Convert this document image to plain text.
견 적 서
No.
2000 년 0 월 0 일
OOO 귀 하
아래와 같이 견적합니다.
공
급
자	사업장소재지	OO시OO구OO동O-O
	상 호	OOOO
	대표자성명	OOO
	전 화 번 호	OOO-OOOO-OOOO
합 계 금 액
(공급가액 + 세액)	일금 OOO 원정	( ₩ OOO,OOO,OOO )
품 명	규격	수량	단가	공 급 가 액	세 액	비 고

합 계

Work to do:
Take the listing above and set it down exactly.

The answer:
Convert this document image to plain text.
견 적 서
No.
2000 년 0 월 0 일
OOO 귀 하
아래와 같이 견적합니다.
공
급
자	사업장소재지	OO시OO구OO동O-O
	상 호	OOOO
	대표자성명	OOO
	전 화 번 호	OOO-OOOO-OOOO
합 계 금 액
(공급가액 + 세액)	일금 OOO 원정	( ₩ OOO,OOO,OOO )
품 명	규격	수량	단가	공 급 가 액	세 액	비 고

합 계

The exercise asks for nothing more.